Data listing:
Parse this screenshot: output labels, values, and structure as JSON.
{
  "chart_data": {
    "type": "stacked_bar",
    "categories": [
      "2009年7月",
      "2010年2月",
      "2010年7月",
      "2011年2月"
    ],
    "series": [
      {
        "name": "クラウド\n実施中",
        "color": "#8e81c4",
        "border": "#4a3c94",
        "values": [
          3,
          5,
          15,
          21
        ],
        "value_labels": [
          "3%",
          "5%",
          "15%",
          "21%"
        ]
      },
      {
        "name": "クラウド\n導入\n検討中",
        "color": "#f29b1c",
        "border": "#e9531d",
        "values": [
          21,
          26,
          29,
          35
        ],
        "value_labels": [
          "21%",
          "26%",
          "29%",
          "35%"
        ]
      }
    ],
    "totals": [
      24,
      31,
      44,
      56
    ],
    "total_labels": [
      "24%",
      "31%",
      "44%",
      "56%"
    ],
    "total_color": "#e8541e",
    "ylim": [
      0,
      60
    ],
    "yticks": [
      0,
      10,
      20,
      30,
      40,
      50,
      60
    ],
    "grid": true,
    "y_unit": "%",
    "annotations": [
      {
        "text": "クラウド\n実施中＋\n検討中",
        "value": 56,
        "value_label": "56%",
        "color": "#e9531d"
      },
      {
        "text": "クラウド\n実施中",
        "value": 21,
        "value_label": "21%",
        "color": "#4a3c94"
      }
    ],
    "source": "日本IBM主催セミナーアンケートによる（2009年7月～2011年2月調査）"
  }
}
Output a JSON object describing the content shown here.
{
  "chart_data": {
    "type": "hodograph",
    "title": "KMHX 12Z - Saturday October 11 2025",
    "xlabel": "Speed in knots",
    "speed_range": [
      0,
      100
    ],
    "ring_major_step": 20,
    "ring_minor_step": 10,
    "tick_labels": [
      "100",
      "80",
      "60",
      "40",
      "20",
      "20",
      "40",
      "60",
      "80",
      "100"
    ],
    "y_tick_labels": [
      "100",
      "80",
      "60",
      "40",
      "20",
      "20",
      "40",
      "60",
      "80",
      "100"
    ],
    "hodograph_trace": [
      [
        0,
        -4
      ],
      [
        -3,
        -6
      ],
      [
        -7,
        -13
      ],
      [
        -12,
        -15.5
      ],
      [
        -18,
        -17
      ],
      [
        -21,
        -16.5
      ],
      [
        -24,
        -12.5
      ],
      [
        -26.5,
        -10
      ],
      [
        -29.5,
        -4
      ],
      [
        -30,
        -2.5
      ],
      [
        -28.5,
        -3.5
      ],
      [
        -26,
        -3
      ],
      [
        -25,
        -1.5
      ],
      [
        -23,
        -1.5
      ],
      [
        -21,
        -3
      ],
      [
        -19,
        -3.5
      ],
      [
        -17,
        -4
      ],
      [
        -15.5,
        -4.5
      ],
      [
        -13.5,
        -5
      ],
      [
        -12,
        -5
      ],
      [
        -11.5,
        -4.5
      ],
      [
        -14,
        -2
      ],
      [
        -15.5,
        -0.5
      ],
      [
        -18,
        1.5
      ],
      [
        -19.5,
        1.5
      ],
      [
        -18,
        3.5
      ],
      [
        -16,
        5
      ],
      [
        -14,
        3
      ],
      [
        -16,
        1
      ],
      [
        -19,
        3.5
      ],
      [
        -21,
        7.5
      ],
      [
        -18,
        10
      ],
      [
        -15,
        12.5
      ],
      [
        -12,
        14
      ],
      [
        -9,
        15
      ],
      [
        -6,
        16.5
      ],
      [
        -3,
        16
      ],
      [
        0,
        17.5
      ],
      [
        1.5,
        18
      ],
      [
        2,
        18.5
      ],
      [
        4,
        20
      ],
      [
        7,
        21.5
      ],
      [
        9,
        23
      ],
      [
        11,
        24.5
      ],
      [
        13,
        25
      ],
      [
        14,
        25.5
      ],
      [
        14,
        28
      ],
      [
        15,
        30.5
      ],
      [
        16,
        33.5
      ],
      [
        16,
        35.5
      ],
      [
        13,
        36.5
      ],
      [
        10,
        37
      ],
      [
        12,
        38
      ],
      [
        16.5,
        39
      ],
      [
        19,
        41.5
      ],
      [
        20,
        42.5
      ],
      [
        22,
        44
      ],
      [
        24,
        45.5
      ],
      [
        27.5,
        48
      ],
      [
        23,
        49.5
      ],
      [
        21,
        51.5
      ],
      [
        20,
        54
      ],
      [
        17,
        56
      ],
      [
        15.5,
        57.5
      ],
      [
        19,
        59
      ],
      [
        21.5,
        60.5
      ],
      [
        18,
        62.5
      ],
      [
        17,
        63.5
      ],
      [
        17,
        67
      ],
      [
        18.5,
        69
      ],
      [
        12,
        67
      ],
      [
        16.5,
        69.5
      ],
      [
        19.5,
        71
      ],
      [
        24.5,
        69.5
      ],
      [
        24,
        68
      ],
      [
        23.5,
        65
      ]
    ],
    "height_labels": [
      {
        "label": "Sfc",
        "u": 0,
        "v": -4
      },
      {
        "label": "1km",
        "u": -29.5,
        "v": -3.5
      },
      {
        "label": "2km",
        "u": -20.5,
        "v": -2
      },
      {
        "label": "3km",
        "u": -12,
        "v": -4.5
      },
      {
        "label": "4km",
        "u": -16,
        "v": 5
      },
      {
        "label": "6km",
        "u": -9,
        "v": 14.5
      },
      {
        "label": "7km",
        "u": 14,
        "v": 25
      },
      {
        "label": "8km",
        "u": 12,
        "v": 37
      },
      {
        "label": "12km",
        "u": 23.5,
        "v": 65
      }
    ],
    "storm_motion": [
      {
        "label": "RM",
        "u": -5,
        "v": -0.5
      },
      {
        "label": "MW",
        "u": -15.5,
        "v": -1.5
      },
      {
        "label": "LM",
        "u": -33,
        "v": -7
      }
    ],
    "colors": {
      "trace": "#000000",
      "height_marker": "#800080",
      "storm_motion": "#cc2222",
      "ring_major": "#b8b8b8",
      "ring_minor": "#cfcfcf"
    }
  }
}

Given problem: Give an exact repetition of all the material.

Solution to the problem:
Parse this screenshot: output labels, values, and structure as JSON.
{
  "chart_data": {
    "type": "stacked_bar",
    "categories": [
      "2009年7月",
      "2010年2月",
      "2010年7月",
      "2011年2月"
    ],
    "series": [
      {
        "name": "クラウド\n実施中",
        "color": "#8e81c4",
        "border": "#4a3c94",
        "values": [
          3,
          5,
          15,
          21
        ],
        "value_labels": [
          "3%",
          "5%",
          "15%",
          "21%"
        ]
      },
      {
        "name": "クラウド\n導入\n検討中",
        "color": "#f29b1c",
        "border": "#e9531d",
        "values": [
          21,
          26,
          29,
          35
        ],
        "value_labels": [
          "21%",
          "26%",
          "29%",
          "35%"
        ]
      }
    ],
    "totals": [
      24,
      31,
      44,
      56
    ],
    "total_labels": [
      "24%",
      "31%",
      "44%",
      "56%"
    ],
    "total_color": "#e8541e",
    "ylim": [
      0,
      60
    ],
    "yticks": [
      0,
      10,
      20,
      30,
      40,
      50,
      60
    ],
    "grid": true,
    "y_unit": "%",
    "annotations": [
      {
        "text": "クラウド\n実施中＋\n検討中",
        "value": 56,
        "value_label": "56%",
        "color": "#e9531d"
      },
      {
        "text": "クラウド\n実施中",
        "value": 21,
        "value_label": "21%",
        "color": "#4a3c94"
      }
    ],
    "source": "日本IBM主催セミナーアンケートによる（2009年7月～2011年2月調査）"
  }
}
Output a JSON object describing the content shown here.
{
  "chart_data": {
    "type": "hodograph",
    "title": "KMHX 12Z - Saturday October 11 2025",
    "xlabel": "Speed in knots",
    "speed_range": [
      0,
      100
    ],
    "ring_major_step": 20,
    "ring_minor_step": 10,
    "tick_labels": [
      "100",
      "80",
      "60",
      "40",
      "20",
      "20",
      "40",
      "60",
      "80",
      "100"
    ],
    "y_tick_labels": [
      "100",
      "80",
      "60",
      "40",
      "20",
      "20",
      "40",
      "60",
      "80",
      "100"
    ],
    "hodograph_trace": [
      [
        0,
        -4
      ],
      [
        -3,
        -6
      ],
      [
        -7,
        -13
      ],
      [
        -12,
        -15.5
      ],
      [
        -18,
        -17
      ],
      [
        -21,
        -16.5
      ],
      [
        -24,
        -12.5
      ],
      [
        -26.5,
        -10
      ],
      [
        -29.5,
        -4
      ],
      [
        -30,
        -2.5
      ],
      [
        -28.5,
        -3.5
      ],
      [
        -26,
        -3
      ],
      [
        -25,
        -1.5
      ],
      [
        -23,
        -1.5
      ],
      [
        -21,
        -3
      ],
      [
        -19,
        -3.5
      ],
      [
        -17,
        -4
      ],
      [
        -15.5,
        -4.5
      ],
      [
        -13.5,
        -5
      ],
      [
        -12,
        -5
      ],
      [
        -11.5,
        -4.5
      ],
      [
        -14,
        -2
      ],
      [
        -15.5,
        -0.5
      ],
      [
        -18,
        1.5
      ],
      [
        -19.5,
        1.5
      ],
      [
        -18,
        3.5
      ],
      [
        -16,
        5
      ],
      [
        -14,
        3
      ],
      [
        -16,
        1
      ],
      [
        -19,
        3.5
      ],
      [
        -21,
        7.5
      ],
      [
        -18,
        10
      ],
      [
        -15,
        12.5
      ],
      [
        -12,
        14
      ],
      [
        -9,
        15
      ],
      [
        -6,
        16.5
      ],
      [
        -3,
        16
      ],
      [
        0,
        17.5
      ],
      [
        1.5,
        18
      ],
      [
        2,
        18.5
      ],
      [
        4,
        20
      ],
      [
        7,
        21.5
      ],
      [
        9,
        23
      ],
      [
        11,
        24.5
      ],
      [
        13,
        25
      ],
      [
        14,
        25.5
      ],
      [
        14,
        28
      ],
      [
        15,
        30.5
      ],
      [
        16,
        33.5
      ],
      [
        16,
        35.5
      ],
      [
        13,
        36.5
      ],
      [
        10,
        37
      ],
      [
        12,
        38
      ],
      [
        16.5,
        39
      ],
      [
        19,
        41.5
      ],
      [
        20,
        42.5
      ],
      [
        22,
        44
      ],
      [
        24,
        45.5
      ],
      [
        27.5,
        48
      ],
      [
        23,
        49.5
      ],
      [
        21,
        51.5
      ],
      [
        20,
        54
      ],
      [
        17,
        56
      ],
      [
        15.5,
        57.5
      ],
      [
        19,
        59
      ],
      [
        21.5,
        60.5
      ],
      [
        18,
        62.5
      ],
      [
        17,
        63.5
      ],
      [
        17,
        67
      ],
      [
        18.5,
        69
      ],
      [
        12,
        67
      ],
      [
        16.5,
        69.5
      ],
      [
        19.5,
        71
      ],
      [
        24.5,
        69.5
      ],
      [
        24,
        68
      ],
      [
        23.5,
        65
      ]
    ],
    "height_labels": [
      {
        "label": "Sfc",
        "u": 0,
        "v": -4
      },
      {
        "label": "1km",
        "u": -29.5,
        "v": -3.5
      },
      {
        "label": "2km",
        "u": -20.5,
        "v": -2
      },
      {
        "label": "3km",
        "u": -12,
        "v": -4.5
      },
      {
        "label": "4km",
        "u": -16,
        "v": 5
      },
      {
        "label": "6km",
        "u": -9,
        "v": 14.5
      },
      {
        "label": "7km",
        "u": 14,
        "v": 25
      },
      {
        "label": "8km",
        "u": 12,
        "v": 37
      },
      {
        "label": "12km",
        "u": 23.5,
        "v": 65
      }
    ],
    "storm_motion": [
      {
        "label": "RM",
        "u": -5,
        "v": -0.5
      },
      {
        "label": "MW",
        "u": -15.5,
        "v": -1.5
      },
      {
        "label": "LM",
        "u": -33,
        "v": -7
      }
    ],
    "colors": {
      "trace": "#000000",
      "height_marker": "#800080",
      "storm_motion": "#cc2222",
      "ring_major": "#b8b8b8",
      "ring_minor": "#cfcfcf"
    }
  }
}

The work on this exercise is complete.